Work to complete: Read through the data and report every line in which the word "America" occurs.

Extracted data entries
>> START

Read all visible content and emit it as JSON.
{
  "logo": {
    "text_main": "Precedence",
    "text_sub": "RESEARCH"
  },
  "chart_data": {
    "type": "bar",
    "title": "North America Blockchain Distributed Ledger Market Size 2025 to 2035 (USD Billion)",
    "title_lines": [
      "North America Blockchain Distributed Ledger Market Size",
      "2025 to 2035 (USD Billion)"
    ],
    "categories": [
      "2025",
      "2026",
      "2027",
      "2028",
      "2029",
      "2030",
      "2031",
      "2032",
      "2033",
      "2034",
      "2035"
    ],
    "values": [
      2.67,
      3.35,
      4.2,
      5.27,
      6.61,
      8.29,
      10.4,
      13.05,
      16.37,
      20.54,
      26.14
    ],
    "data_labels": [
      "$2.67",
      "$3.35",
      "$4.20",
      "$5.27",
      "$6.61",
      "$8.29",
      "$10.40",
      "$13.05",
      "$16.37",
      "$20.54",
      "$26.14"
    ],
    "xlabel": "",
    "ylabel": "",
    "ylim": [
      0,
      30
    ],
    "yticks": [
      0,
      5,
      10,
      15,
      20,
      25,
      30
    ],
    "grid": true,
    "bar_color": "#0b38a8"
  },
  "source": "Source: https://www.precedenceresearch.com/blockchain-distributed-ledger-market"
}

>> END
>> START

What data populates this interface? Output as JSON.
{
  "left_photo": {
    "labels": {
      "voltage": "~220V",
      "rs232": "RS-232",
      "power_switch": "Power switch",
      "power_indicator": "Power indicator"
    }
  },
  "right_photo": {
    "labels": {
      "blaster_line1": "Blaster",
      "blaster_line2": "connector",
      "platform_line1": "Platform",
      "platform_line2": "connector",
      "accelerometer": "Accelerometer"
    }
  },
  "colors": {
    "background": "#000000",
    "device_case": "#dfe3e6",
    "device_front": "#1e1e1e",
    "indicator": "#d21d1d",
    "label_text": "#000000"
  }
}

>> END
>> START

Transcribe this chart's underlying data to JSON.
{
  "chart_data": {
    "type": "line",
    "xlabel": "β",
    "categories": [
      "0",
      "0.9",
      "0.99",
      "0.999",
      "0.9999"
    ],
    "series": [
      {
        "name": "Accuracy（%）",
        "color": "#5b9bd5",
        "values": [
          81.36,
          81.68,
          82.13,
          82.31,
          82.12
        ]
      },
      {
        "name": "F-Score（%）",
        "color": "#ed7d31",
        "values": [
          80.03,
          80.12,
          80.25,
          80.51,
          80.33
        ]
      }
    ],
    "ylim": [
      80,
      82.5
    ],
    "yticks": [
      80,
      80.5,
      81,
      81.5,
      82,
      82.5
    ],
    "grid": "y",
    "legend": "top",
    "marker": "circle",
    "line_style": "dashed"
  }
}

>> END

Answer:
    "title": "North America Blockchain Distributed Ledger Market Size 2025 to 2035 (USD Billion)",
      "North America Blockchain Distributed Ledger Market Size",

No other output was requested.